Set exercise — Rewrite the records below with every "employees" changed to "staff" and everything else kept the same. Leave out the pictures.
-- START Dataset excerpts --
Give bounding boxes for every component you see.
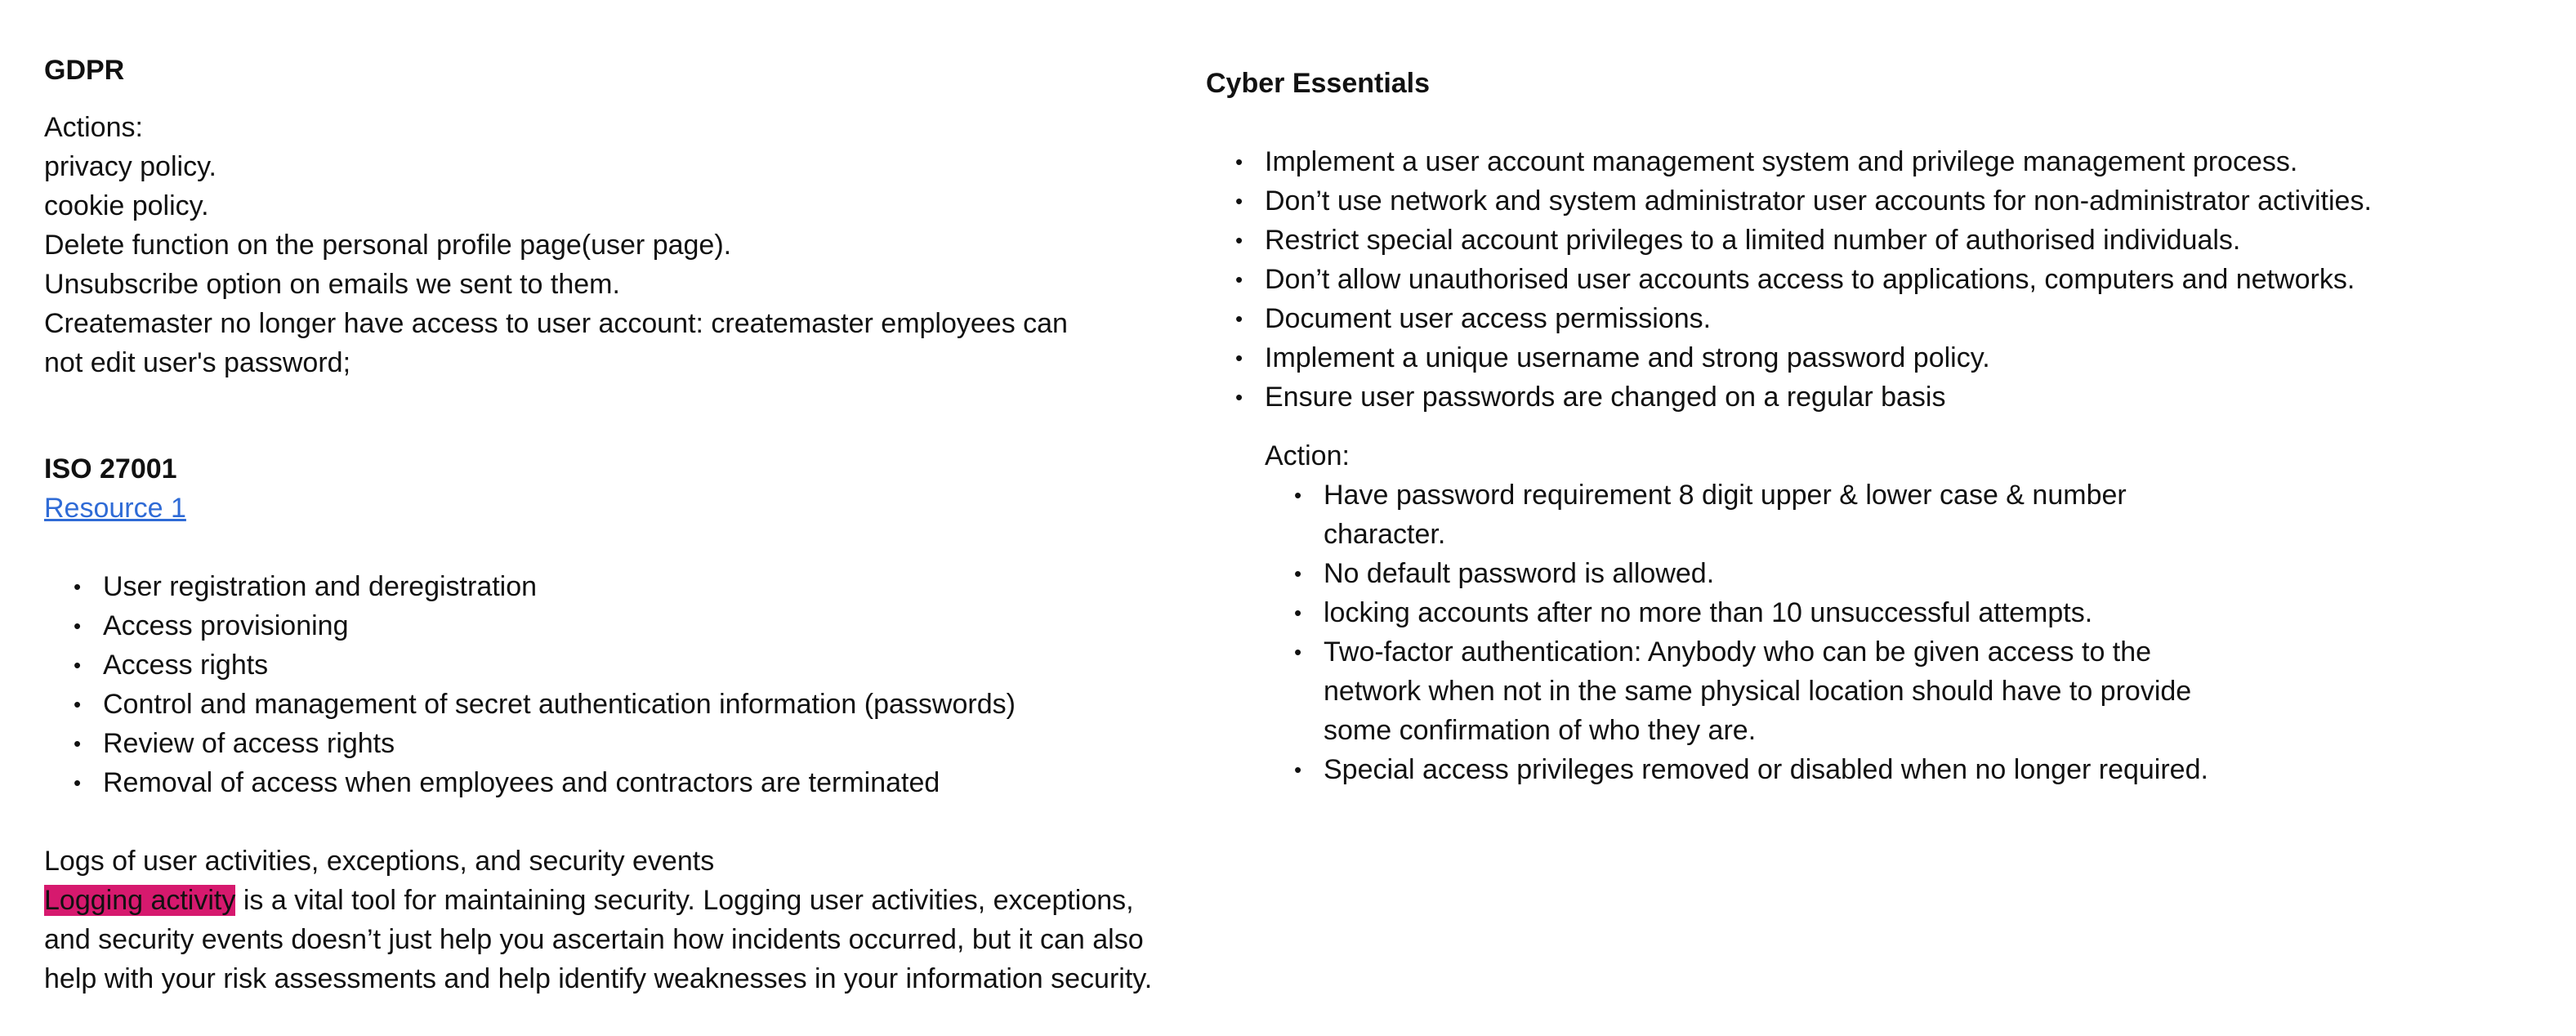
logs-paragraph-line-1: Logging activity is a vital tool for maintaining security. Logging user activities, exceptions, bbox=[44, 885, 1134, 916]
bullet-icon: • bbox=[1235, 228, 1243, 252]
bullet-icon: • bbox=[1235, 150, 1243, 174]
list-item: • Control and management of secret authentication information (passwords) bbox=[44, 685, 1016, 724]
cyber-bullet-list bbox=[1206, 142, 2372, 417]
list-item: • No default password is allowed. bbox=[1265, 554, 2229, 593]
gdpr-line-createmaster: Createmaster no longer have access to user account: createmaster employees can bbox=[44, 308, 1068, 339]
gdpr-line-password: not edit user's password; bbox=[44, 347, 351, 378]
logs-paragraph-line-3: help with your risk assessments and help identify weaknesses in your information security. bbox=[44, 963, 1153, 994]
bullet-icon: • bbox=[1235, 385, 1243, 409]
bullet-icon: • bbox=[1235, 306, 1243, 331]
gdpr-line-unsubscribe: Unsubscribe option on emails we sent to them. bbox=[44, 269, 620, 300]
iso-resource-line bbox=[44, 489, 186, 528]
list-item: • Have password requirement 8 digit upper & lower case & number character. bbox=[1265, 476, 2229, 554]
list-item: • Removal of access when employees and contractors are terminated bbox=[44, 763, 1016, 802]
list-item: • Two-factor authentication: Anybody who can be given access to the network when not in the same physical location should have to provide some confirmation of who they are. bbox=[1265, 632, 2229, 750]
gdpr-line-privacy: privacy policy. bbox=[44, 151, 217, 182]
bullet-icon: • bbox=[1235, 267, 1243, 292]
bullet-icon: • bbox=[1294, 483, 1302, 507]
bullet-icon: • bbox=[1294, 601, 1302, 625]
list-item: • Ensure user passwords are changed on a regular basis bbox=[1206, 377, 2372, 417]
list-item: • Implement a user account management system and privilege management process. bbox=[1206, 142, 2372, 181]
logs-heading: Logs of user activities, exceptions, and security events bbox=[44, 846, 715, 877]
iso-heading: ISO 27001 bbox=[44, 453, 177, 485]
cyber-heading: Cyber Essentials bbox=[1206, 68, 1431, 99]
gdpr-heading: GDPR bbox=[44, 55, 125, 86]
bullet-icon: • bbox=[74, 731, 82, 756]
bullet-icon: • bbox=[74, 614, 82, 638]
gdpr-line-delete: Delete function on the personal profile page(user page). bbox=[44, 230, 732, 261]
list-item: • Implement a unique username and strong password policy. bbox=[1206, 338, 2372, 377]
cyber-action-label: Action: bbox=[1265, 440, 1350, 471]
bullet-icon: • bbox=[74, 770, 82, 795]
list-item: • Don’t allow unauthorised user accounts access to applications, computers and networks. bbox=[1206, 260, 2372, 299]
cyber-action-list bbox=[1265, 476, 2229, 789]
bullet-icon: • bbox=[74, 692, 82, 717]
list-item: • Don’t use network and system administrator user accounts for non-administrator activities. bbox=[1206, 181, 2372, 221]
list-item: • Restrict special account privileges to a limited number of authorised individuals. bbox=[1206, 221, 2372, 260]
list-item: • User registration and deregistration bbox=[44, 567, 1016, 606]
gdpr-actions-label: Actions: bbox=[44, 112, 143, 143]
resource-link[interactable]: Resource 1 bbox=[44, 493, 186, 524]
iso-bullet-list bbox=[44, 567, 1016, 802]
bullet-icon: • bbox=[1294, 757, 1302, 782]
bullet-icon: • bbox=[1235, 346, 1243, 370]
list-item: • locking accounts after no more than 10 unsuccessful attempts. bbox=[1265, 593, 2229, 632]
list-item: • Special access privileges removed or disabled when no longer required. bbox=[1265, 750, 2229, 789]
gdpr-line-cookie: cookie policy. bbox=[44, 190, 209, 221]
bullet-icon: • bbox=[1294, 640, 1302, 664]
list-item: • Access provisioning bbox=[44, 606, 1016, 645]
logs-paragraph-line-2: and security events doesn’t just help you ascertain how incidents occurred, but it can also bbox=[44, 924, 1144, 955]
bullet-icon: • bbox=[74, 653, 82, 677]
bullet-icon: • bbox=[74, 574, 82, 599]
bullet-icon: • bbox=[1294, 561, 1302, 586]
bullet-icon: • bbox=[1235, 189, 1243, 213]
logging-activity-highlight: Logging activity bbox=[44, 885, 236, 916]
list-item: • Document user access permissions. bbox=[1206, 299, 2372, 338]
list-item: • Review of access rights bbox=[44, 724, 1016, 763]
list-item: • Access rights bbox=[44, 645, 1016, 685]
-- END Dataset excerpts --
Exercise response —
Give bounding boxes for every component you see.
logs-paragraph-line-1: Logging activity is a vital tool for maintaining security. Logging user activities, exceptions, bbox=[44, 885, 1134, 916]
bullet-icon: • bbox=[1235, 228, 1243, 252]
bullet-icon: • bbox=[1235, 150, 1243, 174]
list-item: • Control and management of secret authentication information (passwords) bbox=[44, 685, 1016, 724]
cyber-bullet-list bbox=[1206, 142, 2372, 417]
list-item: • No default password is allowed. bbox=[1265, 554, 2229, 593]
gdpr-line-createmaster: Createmaster no longer have access to user account: createmaster staff can bbox=[44, 308, 1068, 339]
gdpr-line-password: not edit user's password; bbox=[44, 347, 351, 378]
logs-paragraph-line-3: help with your risk assessments and help identify weaknesses in your information security. bbox=[44, 963, 1153, 994]
bullet-icon: • bbox=[1235, 385, 1243, 409]
bullet-icon: • bbox=[1235, 306, 1243, 331]
gdpr-line-unsubscribe: Unsubscribe option on emails we sent to them. bbox=[44, 269, 620, 300]
iso-resource-line bbox=[44, 489, 186, 528]
list-item: • Have password requirement 8 digit upper & lower case & number character. bbox=[1265, 476, 2229, 554]
list-item: • Removal of access when staff and contractors are terminated bbox=[44, 763, 1016, 802]
list-item: • Two-factor authentication: Anybody who can be given access to the network when not in the same physical location should have to provide some confirmation of who they are. bbox=[1265, 632, 2229, 750]
gdpr-line-privacy: privacy policy. bbox=[44, 151, 217, 182]
bullet-icon: • bbox=[1235, 267, 1243, 292]
bullet-icon: • bbox=[1294, 483, 1302, 507]
bullet-icon: • bbox=[1294, 601, 1302, 625]
list-item: • Ensure user passwords are changed on a regular basis bbox=[1206, 377, 2372, 417]
list-item: • Implement a user account management system and privilege management process. bbox=[1206, 142, 2372, 181]
logs-heading: Logs of user activities, exceptions, and security events bbox=[44, 846, 715, 877]
iso-heading: ISO 27001 bbox=[44, 453, 177, 485]
cyber-heading: Cyber Essentials bbox=[1206, 68, 1431, 99]
gdpr-heading: GDPR bbox=[44, 55, 125, 86]
bullet-icon: • bbox=[74, 731, 82, 756]
bullet-icon: • bbox=[74, 614, 82, 638]
gdpr-line-delete: Delete function on the personal profile page(user page). bbox=[44, 230, 732, 261]
list-item: • Implement a unique username and strong password policy. bbox=[1206, 338, 2372, 377]
cyber-action-label: Action: bbox=[1265, 440, 1350, 471]
bullet-icon: • bbox=[74, 770, 82, 795]
list-item: • Don’t allow unauthorised user accounts access to applications, computers and networks. bbox=[1206, 260, 2372, 299]
cyber-action-list bbox=[1265, 476, 2229, 789]
bullet-icon: • bbox=[74, 692, 82, 717]
list-item: • Don’t use network and system administrator user accounts for non-administrator activities. bbox=[1206, 181, 2372, 221]
list-item: • Restrict special account privileges to a limited number of authorised individuals. bbox=[1206, 221, 2372, 260]
list-item: • User registration and deregistration bbox=[44, 567, 1016, 606]
gdpr-actions-label: Actions: bbox=[44, 112, 143, 143]
resource-link[interactable]: Resource 1 bbox=[44, 493, 186, 524]
iso-bullet-list bbox=[44, 567, 1016, 802]
bullet-icon: • bbox=[1294, 757, 1302, 782]
bullet-icon: • bbox=[1235, 346, 1243, 370]
list-item: • locking accounts after no more than 10 unsuccessful attempts. bbox=[1265, 593, 2229, 632]
list-item: • Special access privileges removed or disabled when no longer required. bbox=[1265, 750, 2229, 789]
gdpr-line-cookie: cookie policy. bbox=[44, 190, 209, 221]
bullet-icon: • bbox=[1294, 640, 1302, 664]
list-item: • Access provisioning bbox=[44, 606, 1016, 645]
logs-paragraph-line-2: and security events doesn’t just help you ascertain how incidents occurred, but it can also bbox=[44, 924, 1144, 955]
bullet-icon: • bbox=[74, 653, 82, 677]
bullet-icon: • bbox=[74, 574, 82, 599]
bullet-icon: • bbox=[1294, 561, 1302, 586]
bullet-icon: • bbox=[1235, 189, 1243, 213]
logging-activity-highlight: Logging activity bbox=[44, 885, 236, 916]
list-item: • Document user access permissions. bbox=[1206, 299, 2372, 338]
list-item: • Review of access rights bbox=[44, 724, 1016, 763]
list-item: • Access rights bbox=[44, 645, 1016, 685]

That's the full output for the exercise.